### Stated problem
Below are some records. Count the lines with "player" in them and give nothing but the total.
++++
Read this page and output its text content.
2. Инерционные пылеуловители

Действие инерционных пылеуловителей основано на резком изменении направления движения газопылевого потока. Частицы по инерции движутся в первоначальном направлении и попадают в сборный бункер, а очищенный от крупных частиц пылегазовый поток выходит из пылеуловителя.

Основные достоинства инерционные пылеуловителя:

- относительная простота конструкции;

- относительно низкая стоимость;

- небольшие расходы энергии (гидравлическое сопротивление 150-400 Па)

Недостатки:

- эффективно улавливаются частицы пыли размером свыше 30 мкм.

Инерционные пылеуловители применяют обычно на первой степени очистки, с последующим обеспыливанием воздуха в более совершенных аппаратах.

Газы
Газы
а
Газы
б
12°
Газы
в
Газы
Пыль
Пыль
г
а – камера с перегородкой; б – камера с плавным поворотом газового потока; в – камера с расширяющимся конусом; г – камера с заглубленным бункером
++++
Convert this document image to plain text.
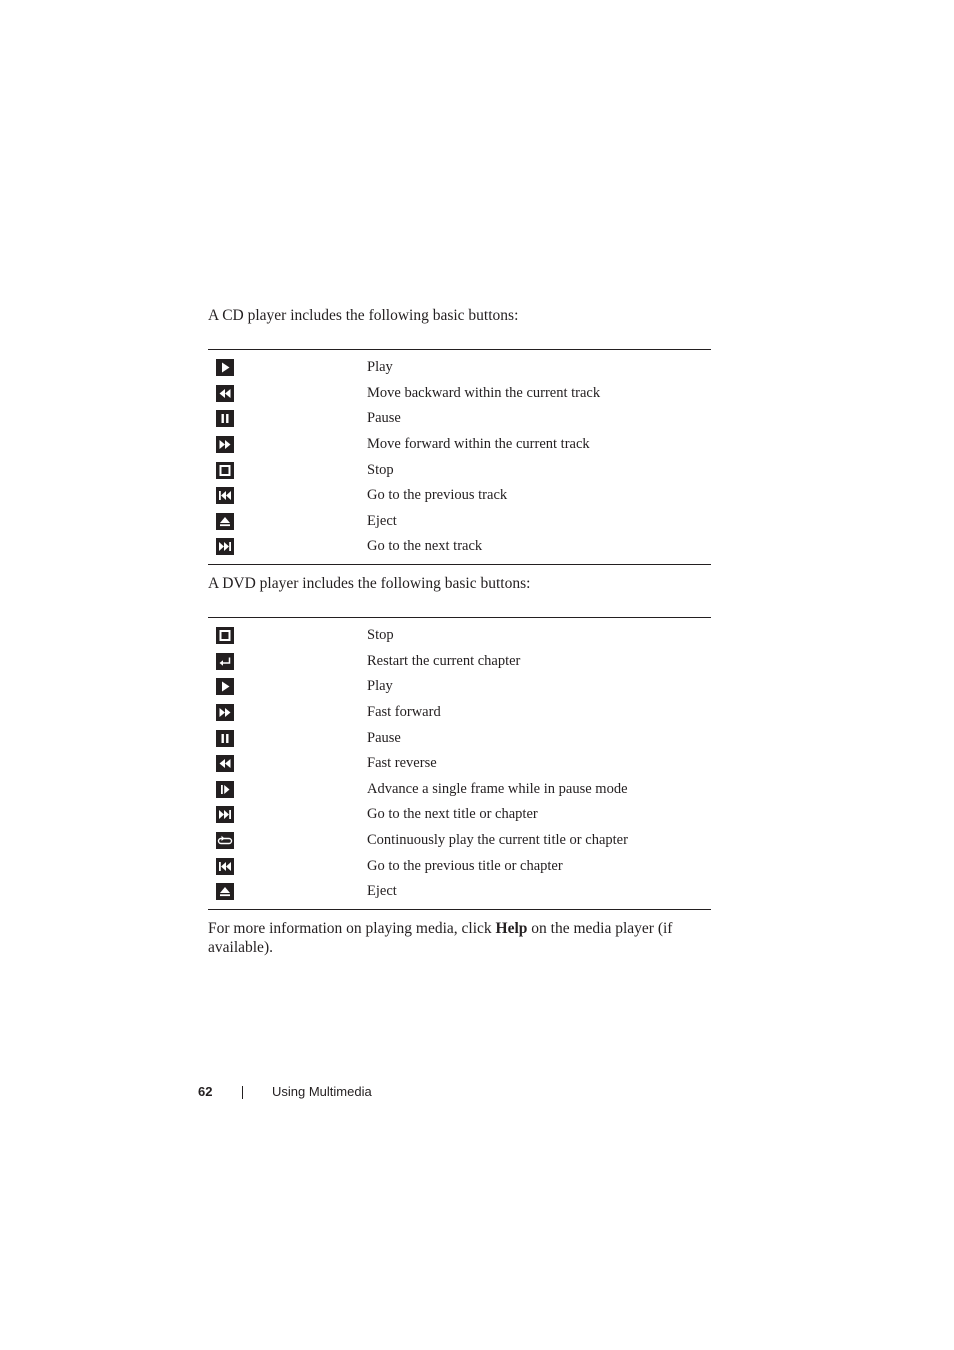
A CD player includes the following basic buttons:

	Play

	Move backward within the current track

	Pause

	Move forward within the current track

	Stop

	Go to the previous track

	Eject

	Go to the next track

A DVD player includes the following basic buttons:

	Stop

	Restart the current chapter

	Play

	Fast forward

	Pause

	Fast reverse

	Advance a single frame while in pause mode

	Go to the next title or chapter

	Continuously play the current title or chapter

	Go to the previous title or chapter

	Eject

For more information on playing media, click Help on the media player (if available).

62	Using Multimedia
++++
### Task result
3